-- Start of Recorded information --

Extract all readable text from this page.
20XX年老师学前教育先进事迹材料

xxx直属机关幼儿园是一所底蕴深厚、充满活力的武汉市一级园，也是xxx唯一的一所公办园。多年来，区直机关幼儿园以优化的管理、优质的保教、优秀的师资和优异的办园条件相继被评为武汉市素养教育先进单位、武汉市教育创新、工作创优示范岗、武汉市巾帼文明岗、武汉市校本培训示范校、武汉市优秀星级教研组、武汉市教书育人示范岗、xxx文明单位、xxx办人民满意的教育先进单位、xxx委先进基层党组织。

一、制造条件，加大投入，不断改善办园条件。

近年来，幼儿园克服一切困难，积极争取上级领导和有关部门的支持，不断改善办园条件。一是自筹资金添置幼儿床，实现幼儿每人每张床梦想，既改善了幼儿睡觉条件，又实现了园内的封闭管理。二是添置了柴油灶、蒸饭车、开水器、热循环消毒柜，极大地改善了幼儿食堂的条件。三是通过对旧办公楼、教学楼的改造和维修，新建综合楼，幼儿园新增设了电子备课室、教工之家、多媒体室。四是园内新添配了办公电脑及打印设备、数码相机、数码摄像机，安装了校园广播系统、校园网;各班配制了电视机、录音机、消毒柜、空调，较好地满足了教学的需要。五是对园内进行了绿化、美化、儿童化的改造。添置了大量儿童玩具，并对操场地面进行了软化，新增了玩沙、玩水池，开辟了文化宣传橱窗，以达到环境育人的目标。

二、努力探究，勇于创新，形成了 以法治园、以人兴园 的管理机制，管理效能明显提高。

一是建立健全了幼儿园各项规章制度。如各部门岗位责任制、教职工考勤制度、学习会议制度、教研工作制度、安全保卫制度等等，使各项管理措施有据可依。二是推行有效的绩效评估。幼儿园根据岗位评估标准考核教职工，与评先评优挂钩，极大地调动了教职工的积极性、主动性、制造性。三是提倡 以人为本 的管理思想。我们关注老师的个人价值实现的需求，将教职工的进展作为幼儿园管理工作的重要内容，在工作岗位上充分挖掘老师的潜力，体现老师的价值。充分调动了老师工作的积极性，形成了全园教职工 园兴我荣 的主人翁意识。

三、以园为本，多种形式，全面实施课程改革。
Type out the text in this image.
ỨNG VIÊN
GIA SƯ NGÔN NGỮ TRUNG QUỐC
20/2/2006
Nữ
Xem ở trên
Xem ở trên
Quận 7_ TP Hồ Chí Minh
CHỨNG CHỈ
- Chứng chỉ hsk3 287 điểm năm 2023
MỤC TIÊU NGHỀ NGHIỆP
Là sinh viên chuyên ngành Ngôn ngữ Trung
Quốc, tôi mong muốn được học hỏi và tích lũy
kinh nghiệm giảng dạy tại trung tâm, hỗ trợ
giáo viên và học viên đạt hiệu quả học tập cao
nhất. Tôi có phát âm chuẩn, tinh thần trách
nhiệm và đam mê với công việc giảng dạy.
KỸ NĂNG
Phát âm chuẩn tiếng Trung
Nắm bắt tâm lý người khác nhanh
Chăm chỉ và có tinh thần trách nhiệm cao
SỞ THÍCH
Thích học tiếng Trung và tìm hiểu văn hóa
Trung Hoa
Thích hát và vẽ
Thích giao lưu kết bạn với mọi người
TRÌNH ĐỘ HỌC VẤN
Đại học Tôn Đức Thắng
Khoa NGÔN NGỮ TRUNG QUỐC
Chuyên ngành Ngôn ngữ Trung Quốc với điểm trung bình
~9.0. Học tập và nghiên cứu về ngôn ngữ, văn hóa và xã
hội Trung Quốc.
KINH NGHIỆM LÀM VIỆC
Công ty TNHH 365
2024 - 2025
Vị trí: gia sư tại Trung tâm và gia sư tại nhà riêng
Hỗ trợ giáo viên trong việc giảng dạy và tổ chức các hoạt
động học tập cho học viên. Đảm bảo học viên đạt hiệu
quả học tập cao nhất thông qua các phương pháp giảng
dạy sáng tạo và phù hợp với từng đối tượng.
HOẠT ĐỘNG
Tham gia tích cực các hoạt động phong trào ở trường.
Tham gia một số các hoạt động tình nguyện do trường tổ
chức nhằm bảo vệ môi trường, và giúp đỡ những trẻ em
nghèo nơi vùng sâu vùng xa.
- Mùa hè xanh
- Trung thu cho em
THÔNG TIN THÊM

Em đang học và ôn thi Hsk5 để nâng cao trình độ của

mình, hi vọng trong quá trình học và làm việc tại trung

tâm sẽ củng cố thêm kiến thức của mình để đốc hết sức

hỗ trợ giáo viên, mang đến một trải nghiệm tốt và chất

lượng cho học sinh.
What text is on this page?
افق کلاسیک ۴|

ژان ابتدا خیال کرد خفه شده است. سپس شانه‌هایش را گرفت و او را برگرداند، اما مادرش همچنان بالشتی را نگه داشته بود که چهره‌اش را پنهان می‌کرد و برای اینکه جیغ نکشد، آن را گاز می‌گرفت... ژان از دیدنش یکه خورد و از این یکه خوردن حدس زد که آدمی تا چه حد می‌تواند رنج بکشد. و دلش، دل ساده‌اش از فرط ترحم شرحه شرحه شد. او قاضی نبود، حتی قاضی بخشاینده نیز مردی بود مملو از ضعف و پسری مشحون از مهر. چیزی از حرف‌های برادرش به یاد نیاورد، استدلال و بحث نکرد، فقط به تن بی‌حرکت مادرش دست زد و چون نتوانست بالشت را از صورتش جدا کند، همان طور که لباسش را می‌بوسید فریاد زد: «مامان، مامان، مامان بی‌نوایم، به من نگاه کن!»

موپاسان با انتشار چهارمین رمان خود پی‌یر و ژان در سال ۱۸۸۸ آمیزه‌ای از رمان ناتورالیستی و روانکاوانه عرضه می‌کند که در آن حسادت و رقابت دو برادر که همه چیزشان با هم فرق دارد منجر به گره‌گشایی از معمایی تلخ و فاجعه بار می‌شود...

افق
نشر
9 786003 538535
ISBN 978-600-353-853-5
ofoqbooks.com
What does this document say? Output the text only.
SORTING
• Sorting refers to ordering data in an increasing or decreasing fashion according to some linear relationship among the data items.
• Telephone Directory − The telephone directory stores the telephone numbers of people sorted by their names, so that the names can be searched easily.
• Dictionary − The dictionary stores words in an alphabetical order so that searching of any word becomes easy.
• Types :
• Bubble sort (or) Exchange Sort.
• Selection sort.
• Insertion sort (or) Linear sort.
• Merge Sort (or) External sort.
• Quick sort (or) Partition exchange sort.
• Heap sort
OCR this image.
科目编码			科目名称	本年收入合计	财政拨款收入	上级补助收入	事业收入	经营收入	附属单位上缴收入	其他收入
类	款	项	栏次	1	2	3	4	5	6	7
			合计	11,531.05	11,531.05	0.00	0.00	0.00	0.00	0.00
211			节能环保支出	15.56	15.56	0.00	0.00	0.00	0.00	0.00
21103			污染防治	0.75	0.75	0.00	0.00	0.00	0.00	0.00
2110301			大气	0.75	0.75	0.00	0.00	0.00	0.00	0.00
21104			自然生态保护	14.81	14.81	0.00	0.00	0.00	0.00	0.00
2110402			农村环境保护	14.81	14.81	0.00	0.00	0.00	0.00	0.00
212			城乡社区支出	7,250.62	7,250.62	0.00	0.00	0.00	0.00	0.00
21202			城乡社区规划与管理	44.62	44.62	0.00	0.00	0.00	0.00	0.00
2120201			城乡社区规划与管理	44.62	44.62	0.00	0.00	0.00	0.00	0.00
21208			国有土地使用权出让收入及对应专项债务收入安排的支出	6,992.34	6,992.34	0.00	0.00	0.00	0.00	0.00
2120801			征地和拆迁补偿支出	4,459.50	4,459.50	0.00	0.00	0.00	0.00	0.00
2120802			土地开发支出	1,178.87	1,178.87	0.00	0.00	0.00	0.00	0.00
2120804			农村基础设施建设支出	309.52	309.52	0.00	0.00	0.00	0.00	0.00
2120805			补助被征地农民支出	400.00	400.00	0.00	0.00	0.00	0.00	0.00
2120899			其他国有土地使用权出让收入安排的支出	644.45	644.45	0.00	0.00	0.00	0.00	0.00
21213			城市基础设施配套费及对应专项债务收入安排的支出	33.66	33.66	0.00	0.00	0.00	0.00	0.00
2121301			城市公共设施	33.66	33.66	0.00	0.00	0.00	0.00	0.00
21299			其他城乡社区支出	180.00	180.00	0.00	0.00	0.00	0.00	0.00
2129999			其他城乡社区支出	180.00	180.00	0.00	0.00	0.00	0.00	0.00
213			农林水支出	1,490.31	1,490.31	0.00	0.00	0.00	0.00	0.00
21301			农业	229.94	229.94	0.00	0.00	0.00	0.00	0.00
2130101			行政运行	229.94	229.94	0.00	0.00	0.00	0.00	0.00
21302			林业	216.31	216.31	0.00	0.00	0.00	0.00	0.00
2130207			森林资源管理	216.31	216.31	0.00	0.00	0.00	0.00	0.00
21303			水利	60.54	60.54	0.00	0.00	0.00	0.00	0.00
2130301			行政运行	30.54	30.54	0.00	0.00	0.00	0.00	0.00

-- End of Recorded information --

State how many lines above include the word "chuẩn", and nothing more.

2